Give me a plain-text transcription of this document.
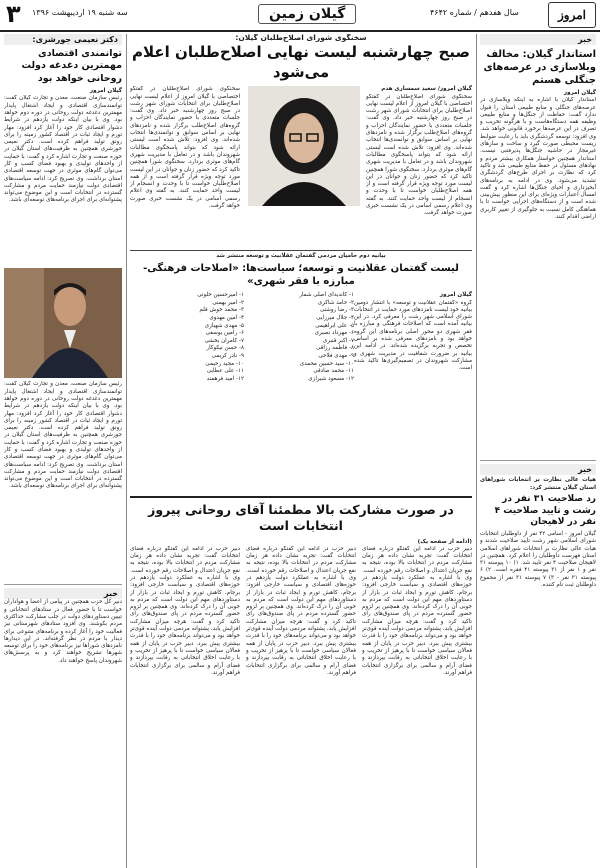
۳ سه شنبه ۱۹ اردیبهشت ۱۳۹۶	گیلان زمین	سال هفدهم / شماره ۴۶۴۲	امروز
خبر
استاندار گیلان: مخالف ویلاسازی در عرصه‌های جنگلی هستم
گیلان امروز
استاندار گیلان با اشاره به اینکه ویلاسازی در عرصه‌های جنگلی و منابع طبیعی استان را قبول ندارد گفت: حفاظت از جنگل‌ها و منابع طبیعی وظیفه همه دستگاه‌هاست و با هرگونه تخریب و تصرف در این عرصه‌ها برخورد قانونی خواهد شد. وی افزود: توسعه گردشگری باید با رعایت ضوابط زیست محیطی صورت گیرد و ساخت و سازهای غیرمجاز در حاشیه جنگل‌ها پذیرفتنی نیست. استاندار همچنین خواستار همکاری بیشتر مردم و نهادهای مسئول در حفظ منابع طبیعی شد و تاکید کرد که نظارت بر اجرای طرح‌های گردشگری تشدید می‌شود. وی در ادامه به برنامه‌های آبخیزداری و احیای جنگل‌ها اشاره کرد و گفت امسال اعتبارات ویژه‌ای برای این منظور پیش‌بینی شده است و از دستگاه‌های اجرایی خواست تا با هماهنگی کامل نسبت به جلوگیری از تغییر کاربری اراضی اقدام کنند.
خبر
هیات عالی نظارت بر انتخابات شوراهای استان گیلان منتشر کرد:
رد صلاحیت ۳۱ نفر در رشت و تایید صلاحیت ۴ نفر در لاهیجان
گیلان امروز - اسامی ۴۲ نفر از داوطلبان انتخابات شورای اسلامی شهر رشت تایید صلاحیت شدند و هیات عالی نظارت بر انتخابات شوراهای اسلامی استان فهرست داوطلبان را اعلام کرد. همچنین در لاهیجان صلاحیت ۴ نفر تایید شد. ۱) ۱۰ پیوسته ۳۱ نفر و ۱ نفر از ۳۱ پیوسته ۴۱ فقره است. ۲) ۶ پیوسته ۳۱ نفر - ۳) ۷ پیوسته ۳۱ نفر از مجموع داوطلبان ثبت نام کننده.
سخنگوی شورای اصلاح‌طلبان گیلان:
صبح چهارشنبه لیست نهایی اصلاح‌طلبان اعلام می‌شود
گیلان امروز/ سعید سمساری هدم
سخنگوی شورای اصلاح‌طلبان در گفتگو اختصاصی با گیلان امروز از اعلام لیست نهایی اصلاح‌طلبان برای انتخابات شورای شهر رشت در صبح روز چهارشنبه خبر داد. وی گفت: جلسات متعددی با حضور نمایندگان احزاب و گروه‌های اصلاح‌طلب برگزار شده و نامزدهای نهایی بر اساس سوابق و توانمندی‌ها انتخاب شده‌اند. وی افزود: تلاش شده است لیستی ارائه شود که بتواند پاسخگوی مطالبات شهروندان باشد و در تعامل با مدیریت شهری گام‌های موثری بردارد. سخنگوی شورا همچنین تاکید کرد که حضور زنان و جوانان در این لیست مورد توجه ویژه قرار گرفته است و از همه اصلاح‌طلبان خواست تا با وحدت و انسجام از لیست واحد حمایت کنند. به گفته وی اعلام رسمی اسامی در یک نشست خبری صورت خواهد گرفت.
سخنگوی شورای اصلاح‌طلبان در گفتگو اختصاصی با گیلان امروز از اعلام لیست نهایی اصلاح‌طلبان برای انتخابات شورای شهر رشت در صبح روز چهارشنبه خبر داد. وی گفت: جلسات متعددی با حضور نمایندگان احزاب و گروه‌های اصلاح‌طلب برگزار شده و نامزدهای نهایی بر اساس سوابق و توانمندی‌ها انتخاب شده‌اند. وی افزود: تلاش شده است لیستی ارائه شود که بتواند پاسخگوی مطالبات شهروندان باشد و در تعامل با مدیریت شهری گام‌های موثری بردارد. سخنگوی شورا همچنین تاکید کرد که حضور زنان و جوانان در این لیست مورد توجه ویژه قرار گرفته است و از همه اصلاح‌طلبان خواست تا با وحدت و انسجام از لیست واحد حمایت کنند. به گفته وی اعلام رسمی اسامی در یک نشست خبری صورت خواهد گرفت.
بیانیه دوم حامیان مردمی گفتمان عقلانیت و توسعه منتشر شد
لیست گفتمان عقلانیت و توسعه؛ سیاست‌ها: «اصلاحات فرهنگی- مبارزه با فقر شهری»
گیلان امروز
گروه «گفتمان عقلانیت و توسعه» با انتشار دومین بیانیه خود لیست نامزدهای مورد حمایت در انتخابات شورای اسلامی شهر رشت را معرفی کرد. در این بیانیه آمده است که اصلاحات فرهنگی و مبارزه با فقر شهری دو محور اصلی برنامه‌های این گروه خواهد بود و نامزدهای معرفی شده بر اساس تخصص و تجربه برگزیده شده‌اند. در ادامه این بیانیه بر ضرورت شفافیت در مدیریت شهری و مشارکت شهروندان در تصمیم‌گیری‌ها تاکید شده است.
۱- کاندیدای اصلی شمار
۲- حامد شاکری
۳- رضا روشنی
۴- جلال میرزایی
۵- علی ابراهیمی
۶- مهرداد نصیری
۷- اکبر قنبری
۸- فاطمه رزاقی
۹- مهدی فلاحی
۱۰- سید حسین محمدی
۱۱- محمد صادقی
۱۲- مسعود شیرازی
۱- امیرحسین خلوتی
۲- امیر بهمنی
۳- محمد خوش قلم
۴- امین مهدوی
۵- مهدی شهبازی
۶- رامین یوسفی
۷- کامران بخشی
۸- حسن نیکوکار
۹- نادر کریمی
۱۰- مجید رحیمی
۱۱- علی عطایی
۱۲- امید فرهمند
در صورت مشارکت بالا مطمئنا آقای روحانی پیروز انتخابات است
(ادامه از صفحه یک)
دبیر حزب در ادامه این گفتگو درباره فضای انتخابات گفت: تجربه نشان داده هر زمان مشارکت مردم در انتخابات بالا بوده، نتیجه به نفع جریان اعتدال و اصلاحات رقم خورده است. وی با اشاره به عملکرد دولت یازدهم در حوزه‌های اقتصادی و سیاست خارجی افزود: برجام، کاهش تورم و ایجاد ثبات در بازار از دستاوردهای مهم این دولت است که مردم به خوبی آن را درک کرده‌اند. وی همچنین بر لزوم حضور گسترده مردم در پای صندوق‌های رای تاکید کرد و گفت: هرچه میزان مشارکت افزایش یابد، پشتوانه مردمی دولت آینده قوی‌تر خواهد بود و می‌تواند برنامه‌های خود را با قدرت بیشتری پیش ببرد. دبیر حزب در پایان از همه فعالان سیاسی خواست تا با پرهیز از تخریب و با رعایت اخلاق انتخاباتی به رقابت بپردازند و فضای آرام و سالمی برای برگزاری انتخابات فراهم آورند.
دبیر حزب در ادامه این گفتگو درباره فضای انتخابات گفت: تجربه نشان داده هر زمان مشارکت مردم در انتخابات بالا بوده، نتیجه به نفع جریان اعتدال و اصلاحات رقم خورده است. وی با اشاره به عملکرد دولت یازدهم در حوزه‌های اقتصادی و سیاست خارجی افزود: برجام، کاهش تورم و ایجاد ثبات در بازار از دستاوردهای مهم این دولت است که مردم به خوبی آن را درک کرده‌اند. وی همچنین بر لزوم حضور گسترده مردم در پای صندوق‌های رای تاکید کرد و گفت: هرچه میزان مشارکت افزایش یابد، پشتوانه مردمی دولت آینده قوی‌تر خواهد بود و می‌تواند برنامه‌های خود را با قدرت بیشتری پیش ببرد. دبیر حزب در پایان از همه فعالان سیاسی خواست تا با پرهیز از تخریب و با رعایت اخلاق انتخاباتی به رقابت بپردازند و فضای آرام و سالمی برای برگزاری انتخابات فراهم آورند.
دبیر حزب در ادامه این گفتگو درباره فضای انتخابات گفت: تجربه نشان داده هر زمان مشارکت مردم در انتخابات بالا بوده، نتیجه به نفع جریان اعتدال و اصلاحات رقم خورده است. وی با اشاره به عملکرد دولت یازدهم در حوزه‌های اقتصادی و سیاست خارجی افزود: برجام، کاهش تورم و ایجاد ثبات در بازار از دستاوردهای مهم این دولت است که مردم به خوبی آن را درک کرده‌اند. وی همچنین بر لزوم حضور گسترده مردم در پای صندوق‌های رای تاکید کرد و گفت: هرچه میزان مشارکت افزایش یابد، پشتوانه مردمی دولت آینده قوی‌تر خواهد بود و می‌تواند برنامه‌های خود را با قدرت بیشتری پیش ببرد. دبیر حزب در پایان از همه فعالان سیاسی خواست تا با پرهیز از تخریب و با رعایت اخلاق انتخاباتی به رقابت بپردازند و فضای آرام و سالمی برای برگزاری انتخابات فراهم آورند.
دکتر نعیمی جورشری:
توانمندی اقتصادی مهمترین دغدغه دولت روحانی خواهد بود
گیلان امروز
رئیس سازمان صنعت، معدن و تجارت گیلان گفت: توانمندسازی اقتصادی و ایجاد اشتغال پایدار مهمترین دغدغه دولت روحانی در دوره دوم خواهد بود. وی با بیان اینکه دولت یازدهم در شرایط دشوار اقتصادی کار خود را آغاز کرد افزود: مهار تورم و ایجاد ثبات در اقتصاد کشور زمینه را برای رونق تولید فراهم کرده است. دکتر نعیمی جورشری همچنین به ظرفیت‌های استان گیلان در حوزه صنعت و تجارت اشاره کرد و گفت: با حمایت از واحدهای تولیدی و بهبود فضای کسب و کار می‌توان گام‌های موثری در جهت توسعه اقتصادی استان برداشت. وی تصریح کرد: ادامه سیاست‌های اقتصادی دولت نیازمند حمایت مردم و مشارکت گسترده در انتخابات است و این موضوع می‌تواند پشتوانه‌ای برای اجرای برنامه‌های توسعه‌ای باشد.
رئیس سازمان صنعت، معدن و تجارت گیلان گفت: توانمندسازی اقتصادی و ایجاد اشتغال پایدار مهمترین دغدغه دولت روحانی در دوره دوم خواهد بود. وی با بیان اینکه دولت یازدهم در شرایط دشوار اقتصادی کار خود را آغاز کرد افزود: مهار تورم و ایجاد ثبات در اقتصاد کشور زمینه را برای رونق تولید فراهم کرده است. دکتر نعیمی جورشری همچنین به ظرفیت‌های استان گیلان در حوزه صنعت و تجارت اشاره کرد و گفت: با حمایت از واحدهای تولیدی و بهبود فضای کسب و کار می‌توان گام‌های موثری در جهت توسعه اقتصادی استان برداشت. وی تصریح کرد: ادامه سیاست‌های اقتصادی دولت نیازمند حمایت مردم و مشارکت گسترده در انتخابات است و این موضوع می‌تواند پشتوانه‌ای برای اجرای برنامه‌های توسعه‌ای باشد.
خبر
دبیر کل حزب همچنین در پیامی از اعضا و هواداران خواست تا با حضور فعال در ستادهای انتخاباتی و تبیین دستاوردهای دولت در جلب مشارکت حداکثری مردم بکوشند. وی افزود ستادهای شهرستانی نیز فعالیت خود را آغاز کرده و برنامه‌های متنوعی برای دیدار با مردم در نظر گرفته‌اند. در این دیدارها نامزدهای شوراها نیز برنامه‌های خود را برای توسعه شهرها تشریح خواهند کرد و به پرسش‌های شهروندان پاسخ خواهند داد.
================================
[Aim of the task] Scan the records for the string "عرصه". Copy each line in which it appears.

[Worked solution]
استاندار گیلان: مخالف ویلاسازی در عرصه‌های جنگلی هستم
استاندار گیلان با اشاره به اینکه ویلاسازی در عرصه‌های جنگلی و منابع طبیعی استان را قبول ندارد گفت: حفاظت از جنگل‌ها و منابع طبیعی وظیفه همه دستگاه‌هاست و با هرگونه تخریب و تصرف در این عرصه‌ها برخورد قانونی خواهد شد. وی افزود: توسعه گردشگری باید با رعایت ضوابط زیست محیطی صورت گیرد و ساخت و سازهای غیرمجاز در حاشیه جنگل‌ها پذیرفتنی نیست. استاندار همچنین خواستار همکاری بیشتر مردم و نهادهای مسئول در حفظ منابع طبیعی شد و تاکید کرد که نظارت بر اجرای طرح‌های گردشگری تشدید می‌شود. وی در ادامه به برنامه‌های آبخیزداری و احیای جنگل‌ها اشاره کرد و گفت امسال اعتبارات ویژه‌ای برای این منظور پیش‌بینی شده است و از دستگاه‌های اجرایی خواست تا با هماهنگی کامل نسبت به جلوگیری از تغییر کاربری اراضی اقدام کنند.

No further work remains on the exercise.